Structured figure records:

----

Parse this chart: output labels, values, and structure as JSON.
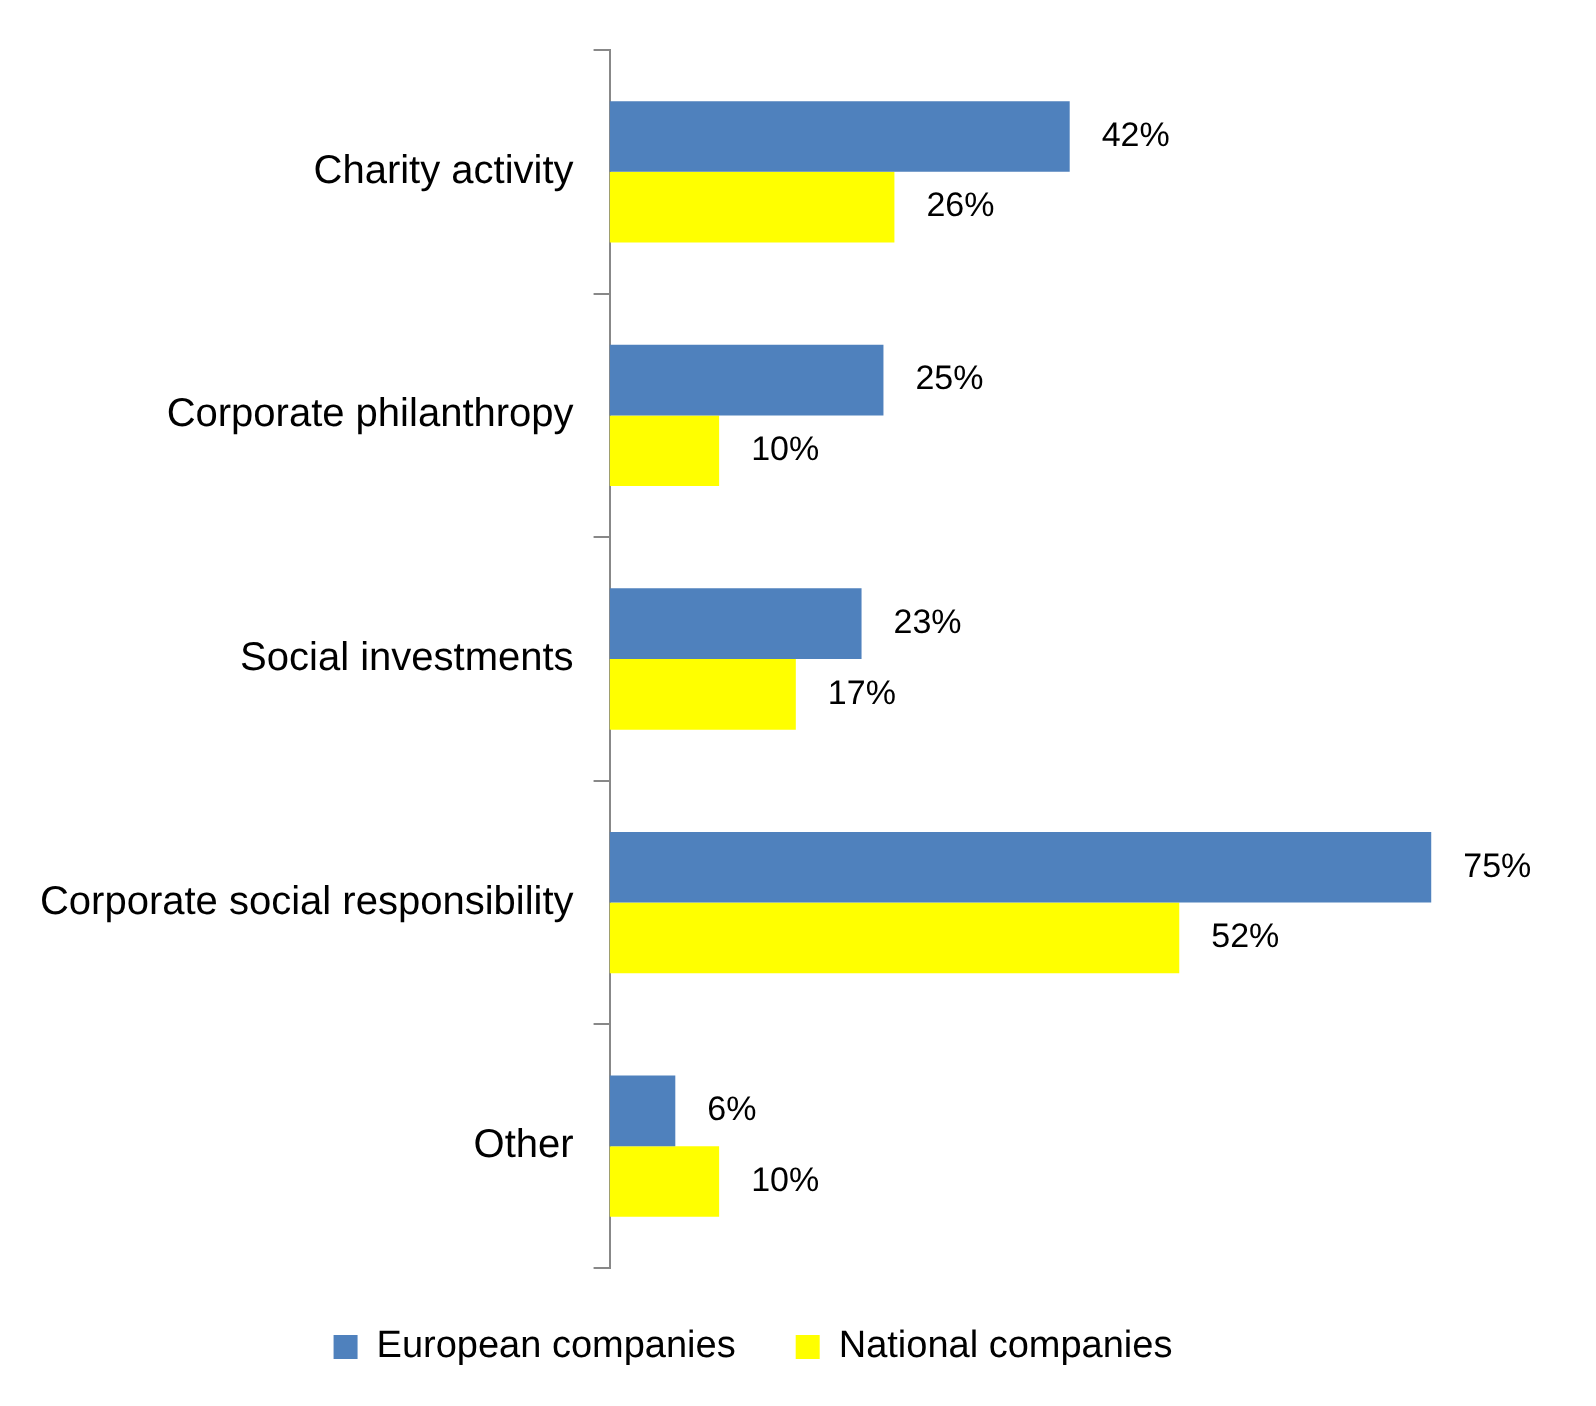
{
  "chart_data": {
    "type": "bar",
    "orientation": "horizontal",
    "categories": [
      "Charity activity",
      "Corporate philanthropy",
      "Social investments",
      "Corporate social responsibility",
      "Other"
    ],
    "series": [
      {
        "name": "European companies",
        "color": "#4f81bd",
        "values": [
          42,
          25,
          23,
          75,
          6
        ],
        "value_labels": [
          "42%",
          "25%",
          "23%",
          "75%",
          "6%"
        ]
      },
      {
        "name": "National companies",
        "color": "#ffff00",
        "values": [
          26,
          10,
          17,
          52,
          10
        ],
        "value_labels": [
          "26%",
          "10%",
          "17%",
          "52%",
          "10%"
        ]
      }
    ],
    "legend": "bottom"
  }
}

----

Directions: Quote each record exactly as it stands, minus the pictures.

Reply:
Parse this chart: output labels, values, and structure as JSON.
{
  "chart_data": {
    "type": "bar",
    "orientation": "horizontal",
    "categories": [
      "Charity activity",
      "Corporate philanthropy",
      "Social investments",
      "Corporate social responsibility",
      "Other"
    ],
    "series": [
      {
        "name": "European companies",
        "color": "#4f81bd",
        "values": [
          42,
          25,
          23,
          75,
          6
        ],
        "value_labels": [
          "42%",
          "25%",
          "23%",
          "75%",
          "6%"
        ]
      },
      {
        "name": "National companies",
        "color": "#ffff00",
        "values": [
          26,
          10,
          17,
          52,
          10
        ],
        "value_labels": [
          "26%",
          "10%",
          "17%",
          "52%",
          "10%"
        ]
      }
    ],
    "legend": "bottom"
  }
}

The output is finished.